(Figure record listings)
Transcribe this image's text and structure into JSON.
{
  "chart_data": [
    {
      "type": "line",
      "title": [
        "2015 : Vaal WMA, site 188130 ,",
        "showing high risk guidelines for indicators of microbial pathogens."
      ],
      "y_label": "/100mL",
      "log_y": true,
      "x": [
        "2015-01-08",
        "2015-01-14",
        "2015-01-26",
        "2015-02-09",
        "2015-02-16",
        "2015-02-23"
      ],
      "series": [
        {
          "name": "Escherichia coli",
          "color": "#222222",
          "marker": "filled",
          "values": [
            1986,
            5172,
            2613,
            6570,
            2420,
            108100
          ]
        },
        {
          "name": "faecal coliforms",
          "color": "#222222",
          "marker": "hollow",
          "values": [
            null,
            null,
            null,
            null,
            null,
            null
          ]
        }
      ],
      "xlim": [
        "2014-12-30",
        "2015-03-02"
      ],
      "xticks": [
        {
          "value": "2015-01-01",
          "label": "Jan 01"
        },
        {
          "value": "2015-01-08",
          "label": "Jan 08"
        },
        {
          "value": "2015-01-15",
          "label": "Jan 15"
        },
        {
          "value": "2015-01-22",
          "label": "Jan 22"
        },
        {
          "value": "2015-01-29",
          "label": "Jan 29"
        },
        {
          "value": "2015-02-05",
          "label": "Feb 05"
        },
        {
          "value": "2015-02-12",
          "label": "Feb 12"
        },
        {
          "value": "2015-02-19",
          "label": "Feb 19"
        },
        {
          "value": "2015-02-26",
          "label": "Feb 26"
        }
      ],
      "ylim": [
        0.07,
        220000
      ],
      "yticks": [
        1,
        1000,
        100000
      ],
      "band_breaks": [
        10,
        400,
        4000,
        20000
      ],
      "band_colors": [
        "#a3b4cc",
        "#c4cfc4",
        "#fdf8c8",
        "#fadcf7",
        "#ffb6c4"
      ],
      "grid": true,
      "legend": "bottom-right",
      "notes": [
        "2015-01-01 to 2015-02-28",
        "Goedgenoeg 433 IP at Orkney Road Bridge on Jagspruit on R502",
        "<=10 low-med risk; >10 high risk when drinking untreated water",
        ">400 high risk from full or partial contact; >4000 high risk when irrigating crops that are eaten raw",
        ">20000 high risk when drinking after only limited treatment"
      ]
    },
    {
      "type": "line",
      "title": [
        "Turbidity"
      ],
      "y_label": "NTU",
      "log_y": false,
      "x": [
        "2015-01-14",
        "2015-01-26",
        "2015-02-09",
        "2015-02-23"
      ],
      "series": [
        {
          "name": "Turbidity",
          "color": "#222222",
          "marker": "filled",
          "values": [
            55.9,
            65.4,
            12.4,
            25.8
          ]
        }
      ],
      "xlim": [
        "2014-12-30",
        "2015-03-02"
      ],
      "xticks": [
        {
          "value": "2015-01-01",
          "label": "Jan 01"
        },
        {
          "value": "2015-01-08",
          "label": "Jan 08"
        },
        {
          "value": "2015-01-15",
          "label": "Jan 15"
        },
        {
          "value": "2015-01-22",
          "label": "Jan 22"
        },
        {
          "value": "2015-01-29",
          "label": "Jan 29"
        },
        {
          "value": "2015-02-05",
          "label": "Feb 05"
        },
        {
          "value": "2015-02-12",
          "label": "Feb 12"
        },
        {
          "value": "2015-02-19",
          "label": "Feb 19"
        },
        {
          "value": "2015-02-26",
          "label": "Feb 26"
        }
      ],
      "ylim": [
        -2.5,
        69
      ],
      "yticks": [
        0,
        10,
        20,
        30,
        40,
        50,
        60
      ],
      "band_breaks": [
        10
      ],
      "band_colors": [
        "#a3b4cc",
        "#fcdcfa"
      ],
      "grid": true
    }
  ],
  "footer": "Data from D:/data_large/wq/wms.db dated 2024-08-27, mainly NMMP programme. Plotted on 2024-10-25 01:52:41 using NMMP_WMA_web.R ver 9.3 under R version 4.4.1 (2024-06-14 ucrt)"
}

-- What the task asks --
If a line above holds the string "from", return it as it stands.

-- Exercise result --
        ">400 high risk from full or partial contact; >4000 high risk when irrigating crops that are eaten raw",
  "footer": "Data from D:/data_large/wq/wms.db dated 2024-08-27, mainly NMMP programme. Plotted on 2024-10-25 01:52:41 using NMMP_WMA_web.R ver 9.3 under R version 4.4.1 (2024-06-14 ucrt)"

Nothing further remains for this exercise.